__Available data__
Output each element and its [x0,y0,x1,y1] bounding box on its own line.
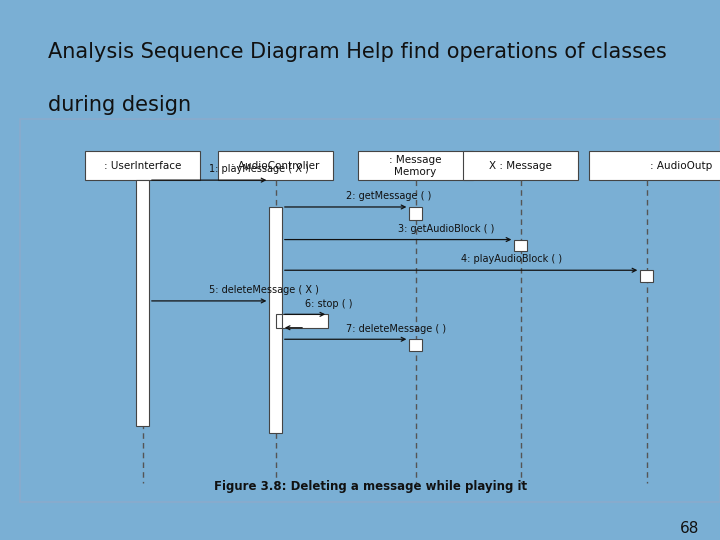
Text: : Message
Memory: : Message Memory [390,155,442,177]
Bar [514,240,527,251]
Text: 2: getMessage ( ): 2: getMessage ( ) [346,191,431,201]
Text: 5: deleteMessage ( X ): 5: deleteMessage ( X ) [209,285,319,295]
Bar [409,339,422,351]
Text: 7: deleteMessage ( ): 7: deleteMessage ( ) [346,323,446,334]
Bar [409,207,422,220]
Bar [218,151,333,180]
Bar [276,314,289,328]
Text: Figure 3.8: Deleting a message while playing it: Figure 3.8: Deleting a message while pla… [214,480,526,492]
Bar [589,151,720,180]
Bar [640,270,653,282]
Bar [463,151,578,180]
Text: 4: playAudioBlock ( ): 4: playAudioBlock ( ) [461,254,562,265]
Text: 1: playMessage ( X ): 1: playMessage ( X ) [209,164,309,174]
Text: 6: stop ( ): 6: stop ( ) [305,299,353,308]
Bar [269,207,282,433]
Text: during design: during design [48,95,192,115]
Bar [282,314,328,328]
Text: : AudioOutp: : AudioOutp [650,161,713,171]
Bar [358,151,473,180]
Bar [136,180,149,426]
Text: 68: 68 [680,521,699,536]
Bar [85,151,200,180]
Text: : AudioController: : AudioController [231,161,320,171]
Text: Analysis Sequence Diagram Help find operations of classes: Analysis Sequence Diagram Help find oper… [48,42,667,62]
Text: 3: getAudioBlock ( ): 3: getAudioBlock ( ) [398,224,495,234]
Text: : UserInterface: : UserInterface [104,161,181,171]
Text: X : Message: X : Message [489,161,552,171]
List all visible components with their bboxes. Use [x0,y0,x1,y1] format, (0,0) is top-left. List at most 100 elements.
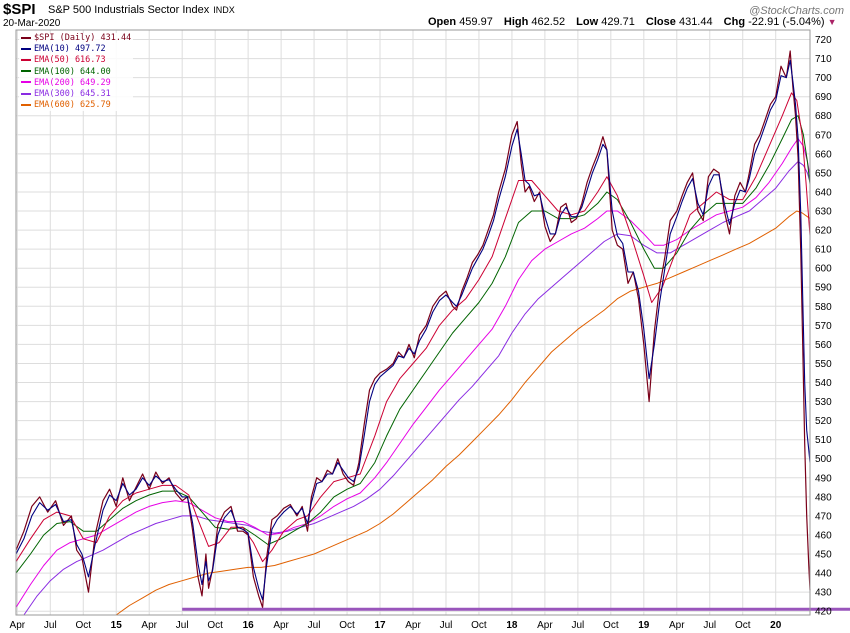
x-tick-label: Jul [703,620,716,631]
legend-label: EMA(100) 644.00 [34,66,111,77]
x-tick-label: Jul [308,620,321,631]
y-tick-label: 470 [815,511,832,522]
open-label: Open [428,16,457,28]
exchange-label: INDX [213,5,235,15]
index-name: S&P 500 Industrials Sector Index INDX [48,4,235,16]
legend-label: EMA(600) 625.79 [34,100,111,111]
open-value: 459.97 [459,16,493,28]
chart-legend: $SPI (Daily) 431.44 EMA(10) 497.72 EMA(50)… [19,33,134,112]
low-label: Low [576,16,599,28]
index-name-text: S&P 500 Industrials Sector Index [48,4,210,16]
down-triangle-icon: ▼ [827,17,837,27]
legend-item-ema100: EMA(100) 644.00 [21,67,131,78]
x-tick-label: Oct [603,620,619,631]
y-tick-label: 430 [815,588,832,599]
y-tick-label: 650 [815,168,832,179]
y-tick-label: 440 [815,569,832,580]
legend-label: $SPI (Daily) 431.44 [34,33,132,43]
x-tick-label: 16 [243,620,255,631]
y-tick-label: 680 [815,111,832,122]
close-value: 431.44 [678,16,713,28]
ohlc-readout: Open 459.97 High 462.52 Low 429.71 Close… [428,16,837,28]
y-tick-label: 420 [815,607,832,618]
y-tick-label: 630 [815,207,832,218]
y-tick-label: 660 [815,149,832,160]
chart-header: $SPI S&P 500 Industrials Sector Index IND… [0,0,850,30]
x-tick-label: Oct [339,620,355,631]
x-tick-label: Jul [44,620,57,631]
close-label: Close [645,16,676,28]
x-tick-label: 17 [374,620,386,631]
legend-label: EMA(10) 497.72 [34,44,106,55]
y-tick-label: 500 [815,454,832,465]
x-tick-label: Apr [141,620,157,631]
legend-label: EMA(50) 616.73 [34,55,106,66]
legend-item-ema300: EMA(300) 645.31 [21,89,131,100]
x-tick-label: 15 [111,620,123,631]
y-tick-label: 450 [815,550,832,561]
legend-swatch [21,81,31,84]
y-tick-label: 570 [815,321,832,332]
high-label: High [503,16,529,28]
legend-item-ema10: EMA(10) 497.72 [21,44,131,55]
series-group [15,50,850,616]
legend-item-ema50: EMA(50) 616.73 [21,55,131,66]
low-value: 429.71 [601,16,635,28]
y-tick-label: 700 [815,73,832,84]
y-tick-label: 580 [815,302,832,313]
series-line-ema600 [115,210,811,616]
y-tick-label: 490 [815,473,832,484]
x-tick-label: 19 [638,620,650,631]
x-tick-label: Oct [735,620,751,631]
y-tick-label: 640 [815,187,832,198]
y-axis: 420 430 440 450 460 470 480 490 500 510 520 530 540 5… [815,35,832,618]
y-tick-label: 610 [815,245,832,256]
legend-swatch [21,58,31,61]
y-tick-label: 560 [815,340,832,351]
x-tick-label: Apr [537,620,553,631]
legend-swatch [21,36,31,39]
series-line-ema10 [15,59,811,601]
y-tick-label: 690 [815,92,832,103]
x-tick-label: Apr [273,620,289,631]
x-tick-label: 18 [506,620,518,631]
x-tick-label: Oct [471,620,487,631]
series-line-ema100 [15,115,811,574]
y-tick-label: 480 [815,492,832,503]
series-line-ema50 [15,92,811,563]
legend-label: EMA(200) 649.29 [34,77,111,88]
legend-item-price: $SPI (Daily) 431.44 [21,33,131,44]
chart-date: 20-Mar-2020 [3,18,61,29]
series-line-ema300 [23,161,811,616]
y-tick-label: 600 [815,264,832,275]
x-tick-label: Apr [10,620,26,631]
x-tick-label: Jul [571,620,584,631]
legend-swatch [21,70,31,73]
y-tick-label: 710 [815,54,832,65]
x-tick-label: Jul [440,620,453,631]
plot-area-border [15,29,811,616]
x-tick-label: Oct [207,620,223,631]
y-tick-label: 520 [815,416,832,427]
high-value: 462.52 [531,16,566,28]
y-tick-label: 510 [815,435,832,446]
stockcharts-watermark: @StockCharts.com [749,5,844,17]
x-tick-label: Oct [75,620,91,631]
legend-item-ema600: EMA(600) 625.79 [21,100,131,111]
legend-label: EMA(300) 645.31 [34,89,111,100]
x-tick-label: Apr [669,620,685,631]
x-tick-label: Jul [176,620,189,631]
ticker-symbol: $SPI [3,1,36,18]
x-tick-label: 20 [770,620,782,631]
x-tick-label: Apr [405,620,421,631]
chg-label: Chg [723,16,746,28]
series-line-price [15,50,811,608]
y-tick-label: 620 [815,226,832,237]
y-tick-label: 550 [815,359,832,370]
series-line-ema200 [15,138,811,608]
y-tick-label: 720 [815,35,832,46]
y-tick-label: 540 [815,378,832,389]
x-axis: Apr Jul Oct 15 Apr Jul Oct 16 Apr Jul Oct 17 Apr Jul O… [10,620,782,631]
legend-item-ema200: EMA(200) 649.29 [21,78,131,89]
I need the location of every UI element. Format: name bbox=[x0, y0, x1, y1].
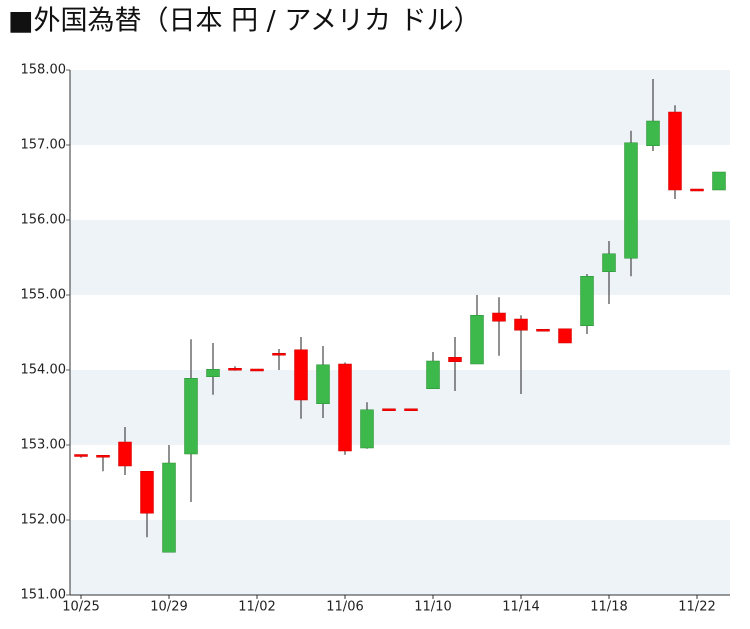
candle-body bbox=[360, 409, 374, 449]
y-tick-label: 151.00 bbox=[21, 588, 67, 603]
candle-body bbox=[294, 349, 308, 401]
candle-body bbox=[316, 364, 330, 404]
band bbox=[70, 220, 730, 295]
candle-body bbox=[492, 312, 506, 322]
candle-body bbox=[558, 328, 572, 344]
y-tick-label: 157.00 bbox=[21, 138, 67, 153]
x-tick-label: 10/29 bbox=[150, 600, 187, 615]
x-tick-label: 11/10 bbox=[414, 600, 451, 615]
candle-body bbox=[448, 357, 462, 362]
candle-body bbox=[206, 369, 220, 377]
y-tick-label: 154.00 bbox=[21, 363, 67, 378]
y-tick-label: 153.00 bbox=[21, 438, 67, 453]
candle-body bbox=[514, 318, 528, 331]
candle-body bbox=[470, 315, 484, 365]
candle-body bbox=[228, 368, 242, 371]
band bbox=[70, 370, 730, 445]
candle-body bbox=[426, 360, 440, 389]
candle-body bbox=[690, 188, 704, 192]
candle-body bbox=[184, 378, 198, 455]
candle-body bbox=[162, 462, 176, 553]
candle-body bbox=[646, 120, 660, 146]
candle-body bbox=[536, 329, 550, 332]
x-tick-label: 11/22 bbox=[678, 600, 715, 615]
y-tick-label: 158.00 bbox=[21, 63, 67, 78]
candle-body bbox=[668, 111, 682, 191]
candle-body bbox=[338, 363, 352, 452]
candle-body bbox=[404, 408, 418, 411]
y-tick-label: 152.00 bbox=[21, 513, 67, 528]
x-tick-label: 11/06 bbox=[326, 600, 363, 615]
candle-body bbox=[272, 353, 286, 356]
x-tick-label: 11/18 bbox=[590, 600, 627, 615]
x-tick-label: 11/02 bbox=[238, 600, 275, 615]
candle-body bbox=[580, 276, 594, 326]
candle-body bbox=[712, 171, 726, 191]
candle-body bbox=[96, 455, 110, 458]
y-tick-label: 156.00 bbox=[21, 213, 67, 228]
candle-body bbox=[250, 368, 264, 372]
candle-body bbox=[74, 454, 88, 457]
x-tick-label: 10/25 bbox=[62, 600, 99, 615]
band bbox=[70, 520, 730, 595]
chart-title: ■外国為替（日本 円 / アメリカ ドル） bbox=[8, 6, 481, 37]
candle-body bbox=[602, 253, 616, 272]
candle-body bbox=[140, 471, 154, 514]
candle-body bbox=[118, 441, 132, 467]
band bbox=[70, 70, 730, 145]
candle-body bbox=[382, 408, 396, 411]
x-tick-label: 11/14 bbox=[502, 600, 539, 615]
candle-body bbox=[624, 142, 638, 259]
y-tick-label: 155.00 bbox=[21, 288, 67, 303]
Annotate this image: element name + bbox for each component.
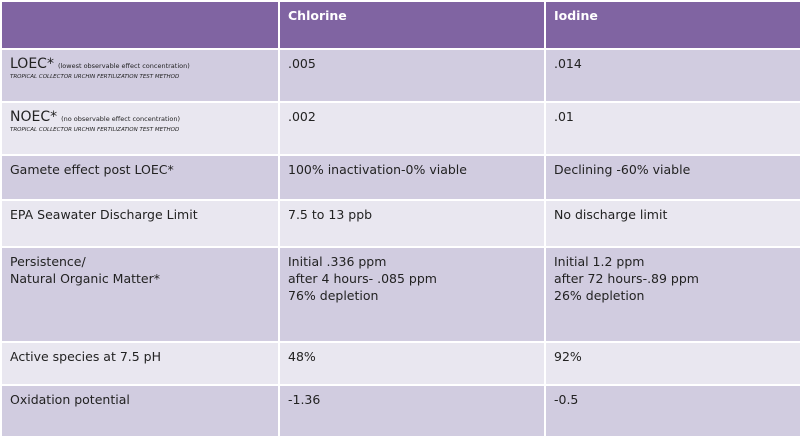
chlorine-value: -1.36 xyxy=(278,384,546,438)
row-label: Oxidation potential xyxy=(0,384,280,438)
table-row: Oxidation potential -1.36 -0.5 xyxy=(0,384,800,438)
chlorine-value: 7.5 to 13 ppb xyxy=(278,199,546,248)
chlorine-value: 100% inactivation-0% viable xyxy=(278,154,546,201)
row-label: NOEC* (no observable effect concentratio… xyxy=(0,101,280,156)
label-sub: (lowest observable effect concentration) xyxy=(57,62,190,70)
table-row: LOEC* (lowest observable effect concentr… xyxy=(0,48,800,103)
header-chlorine: Chlorine xyxy=(278,0,546,50)
table-row: Gamete effect post LOEC* 100% inactivati… xyxy=(0,154,800,201)
iodine-value: -0.5 xyxy=(544,384,800,438)
row-label: Persistence/ Natural Organic Matter* xyxy=(0,246,280,343)
table-row: NOEC* (no observable effect concentratio… xyxy=(0,101,800,156)
header-empty xyxy=(0,0,280,50)
label-main: LOEC* xyxy=(10,56,54,72)
iodine-value: Initial 1.2 ppm after 72 hours-.89 ppm 2… xyxy=(544,246,800,343)
chlorine-value: .005 xyxy=(278,48,546,103)
iodine-value: .01 xyxy=(544,101,800,156)
header-iodine: Iodine xyxy=(544,0,800,50)
iodine-value: No discharge limit xyxy=(544,199,800,248)
row-label: EPA Seawater Discharge Limit xyxy=(0,199,280,248)
table-row: EPA Seawater Discharge Limit 7.5 to 13 p… xyxy=(0,199,800,248)
label-main: NOEC* xyxy=(10,109,58,125)
label-method: TROPICAL COLLECTOR URCHIN FERTILIZATION … xyxy=(10,127,180,133)
header-row: Chlorine Iodine xyxy=(0,0,800,50)
chlorine-value: .002 xyxy=(278,101,546,156)
iodine-value: .014 xyxy=(544,48,800,103)
table-row: Active species at 7.5 pH 48% 92% xyxy=(0,341,800,386)
chlorine-value: 48% xyxy=(278,341,546,386)
label-method: TROPICAL COLLECTOR URCHIN FERTILIZATION … xyxy=(10,74,180,80)
row-label: LOEC* (lowest observable effect concentr… xyxy=(0,48,280,103)
iodine-value: 92% xyxy=(544,341,800,386)
chlorine-value: Initial .336 ppm after 4 hours- .085 ppm… xyxy=(278,246,546,343)
row-label: Active species at 7.5 pH xyxy=(0,341,280,386)
table-row: Persistence/ Natural Organic Matter* Ini… xyxy=(0,246,800,343)
iodine-value: Declining -60% viable xyxy=(544,154,800,201)
row-label: Gamete effect post LOEC* xyxy=(0,154,280,201)
label-sub: (no observable effect concentration) xyxy=(61,115,181,123)
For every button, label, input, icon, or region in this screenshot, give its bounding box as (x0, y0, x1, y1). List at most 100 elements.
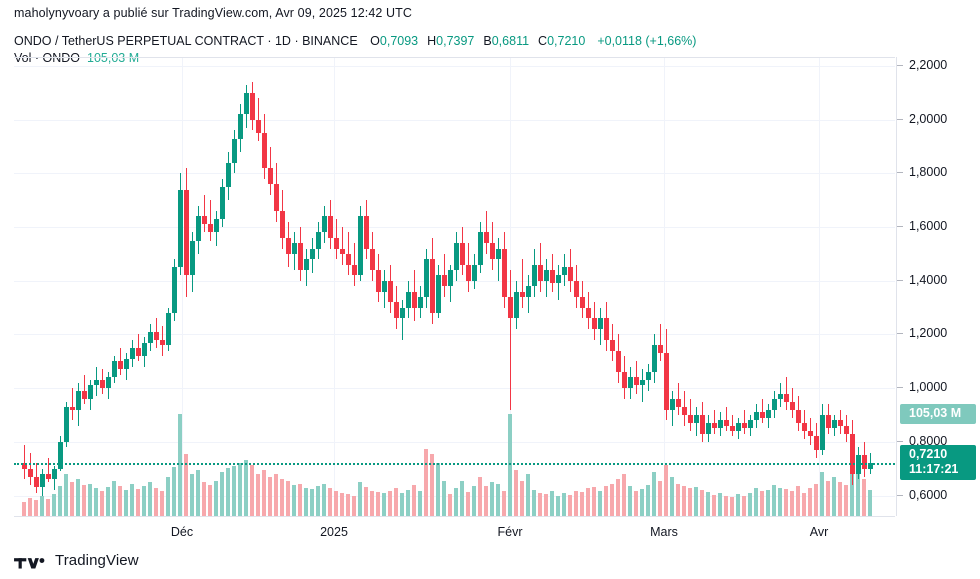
candle-body (604, 318, 609, 340)
candle-body (832, 420, 837, 429)
volume-bar (94, 488, 98, 516)
volume-bar (76, 478, 80, 516)
price-line-dotted (14, 463, 895, 466)
time-axis[interactable]: Déc 2025 Févr Mars Avr (14, 516, 895, 544)
legend-low-value: 0,6811 (491, 34, 530, 48)
volume-bar (868, 489, 872, 516)
price-axis-tick: 2,0000 (897, 111, 980, 127)
volume-bar (250, 464, 254, 516)
candle-body (508, 296, 513, 319)
volume-bar (358, 482, 362, 516)
candle-body (208, 224, 213, 233)
volume-bar (268, 477, 272, 516)
candle-body (790, 401, 795, 410)
volume-bar (658, 480, 662, 516)
volume-bar (70, 482, 74, 516)
candle-body (718, 420, 723, 429)
volume-bar (682, 485, 686, 516)
legend-open: O0,7093 (370, 34, 418, 48)
legend-symbol[interactable]: ONDO / TetherUS PERPETUAL CONTRACT (14, 34, 264, 48)
candle-body (76, 390, 81, 410)
volume-bar (784, 489, 788, 516)
candle-wick (690, 398, 691, 432)
candle-wick (660, 323, 661, 362)
volume-bar (718, 493, 722, 516)
time-axis-label: Févr (497, 525, 523, 539)
candle-body (418, 296, 423, 308)
volume-bar (652, 471, 656, 516)
candle-body (586, 307, 591, 319)
candle-body (592, 318, 597, 330)
grid-line-vertical (334, 58, 335, 516)
volume-bar (688, 488, 692, 516)
candle-body (544, 270, 549, 281)
volume-bar (118, 485, 122, 516)
legend-exchange[interactable]: BINANCE (302, 34, 358, 48)
volume-bar (160, 490, 164, 516)
volume-bar (28, 497, 32, 516)
candle-wick (786, 377, 787, 410)
candle-body (598, 318, 603, 330)
candle-wick (210, 200, 211, 241)
current-volume-badge[interactable]: 105,03 M (900, 404, 976, 425)
grid-line-horizontal (14, 173, 895, 175)
price-axis-tick: 2,2000 (897, 57, 980, 73)
candle-wick (642, 369, 643, 402)
candle-body (220, 186, 225, 220)
candle-body (268, 168, 273, 185)
price-tick-dash (897, 172, 903, 174)
candle-body (538, 264, 543, 281)
legend-volume-label[interactable]: Vol · ONDO (14, 51, 80, 65)
candle-body (520, 291, 525, 297)
price-axis-tick: 1,8000 (897, 164, 980, 180)
volume-bar (232, 465, 236, 516)
price-tick-dash (897, 226, 903, 228)
price-axis-tick: 1,6000 (897, 218, 980, 234)
volume-bar (568, 494, 572, 516)
volume-bar (196, 470, 200, 516)
candle-body (682, 406, 687, 415)
volume-bar (280, 478, 284, 516)
volume-bar (190, 473, 194, 516)
current-price-badge[interactable]: 0,7210 11:17:21 (900, 445, 976, 481)
price-axis[interactable]: 2,2000 2,0000 1,8000 1,6000 1,4000 1,2000 1,00… (896, 57, 980, 516)
candle-body (376, 270, 381, 292)
volume-bar (646, 484, 650, 516)
candle-body (382, 280, 387, 292)
volume-bar (352, 495, 356, 516)
candle-body (772, 398, 777, 410)
current-price-value: 0,7210 (909, 447, 948, 462)
candle-body (112, 361, 117, 378)
candle-body (556, 275, 561, 284)
volume-bar (46, 499, 50, 516)
candle-body (238, 114, 243, 139)
candle-body (724, 420, 729, 426)
candle-wick (678, 382, 679, 415)
volume-bar (148, 482, 152, 516)
volume-bar (238, 463, 242, 516)
chart-plot-area[interactable] (14, 57, 895, 516)
candle-body (736, 423, 741, 432)
volume-bar (742, 496, 746, 516)
legend-interval[interactable]: 1D (274, 34, 291, 48)
price-tick-dash (897, 333, 903, 335)
price-tick-dash (897, 440, 903, 442)
volume-bar (340, 492, 344, 516)
volume-bar (826, 480, 830, 516)
price-tick-label: 0,8000 (909, 433, 948, 448)
volume-bar (598, 491, 602, 516)
legend-high: H0,7397 (427, 34, 474, 48)
candle-body (394, 302, 399, 319)
price-axis-tick: 1,0000 (897, 379, 980, 395)
candle-body (634, 377, 639, 386)
candle-body (496, 248, 501, 260)
candle-body (310, 248, 315, 260)
volume-bar (100, 491, 104, 516)
candle-body (160, 339, 165, 346)
price-axis-tick: 0,8000 (897, 433, 980, 449)
volume-bar (712, 494, 716, 516)
candle-body (88, 385, 93, 399)
candle-body (280, 211, 285, 238)
candle-body (658, 345, 663, 354)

__What needs to be done__
Copy the stretch of the data from the line containing "x-tick-label: Jul [703,620,716,631]" through the line containing "x-tick-label: Apr [141,620,157,631]", both included, reproducing each line without change.

__Expected output__
x-tick-label: Jul [703,620,716,631]
legend-label: EMA(100) 644.00 [34,66,111,77]
x-tick-label: Jul [308,620,321,631]
y-tick-label: 470 [815,511,832,522]
open-label: Open [428,16,457,28]
exchange-label: INDX [213,5,235,15]
index-name: S&P 500 Industrials Sector Index INDX [48,4,235,16]
legend-label: EMA(600) 625.79 [34,100,111,111]
open-value: 459.97 [459,16,493,28]
chart-legend: $SPI (Daily) 431.44 EMA(10) 497.72 EMA(50)… [19,33,134,112]
low-label: Low [576,16,599,28]
index-name-text: S&P 500 Industrials Sector Index [48,4,210,16]
down-triangle-icon: ▼ [827,17,837,27]
legend-item-ema100: EMA(100) 644.00 [21,67,131,78]
x-tick-label: Oct [603,620,619,631]
y-tick-label: 430 [815,588,832,599]
y-tick-label: 650 [815,168,832,179]
y-tick-label: 440 [815,569,832,580]
legend-label: $SPI (Daily) 431.44 [34,33,132,43]
x-tick-label: 16 [243,620,255,631]
y-tick-label: 680 [815,111,832,122]
close-value: 431.44 [678,16,713,28]
ohlc-readout: Open 459.97 High 462.52 Low 429.71 Close… [428,16,837,28]
y-tick-label: 420 [815,607,832,618]
y-tick-label: 630 [815,207,832,218]
y-tick-label: 660 [815,149,832,160]
chart-header: $SPI S&P 500 Industrials Sector Index IND… [0,0,850,30]
x-tick-label: Oct [339,620,355,631]
x-tick-label: Jul [44,620,57,631]
close-label: Close [645,16,676,28]
x-tick-label: 17 [374,620,386,631]
legend-label: EMA(10) 497.72 [34,44,106,55]
y-tick-label: 500 [815,454,832,465]
x-tick-label: Apr [141,620,157,631]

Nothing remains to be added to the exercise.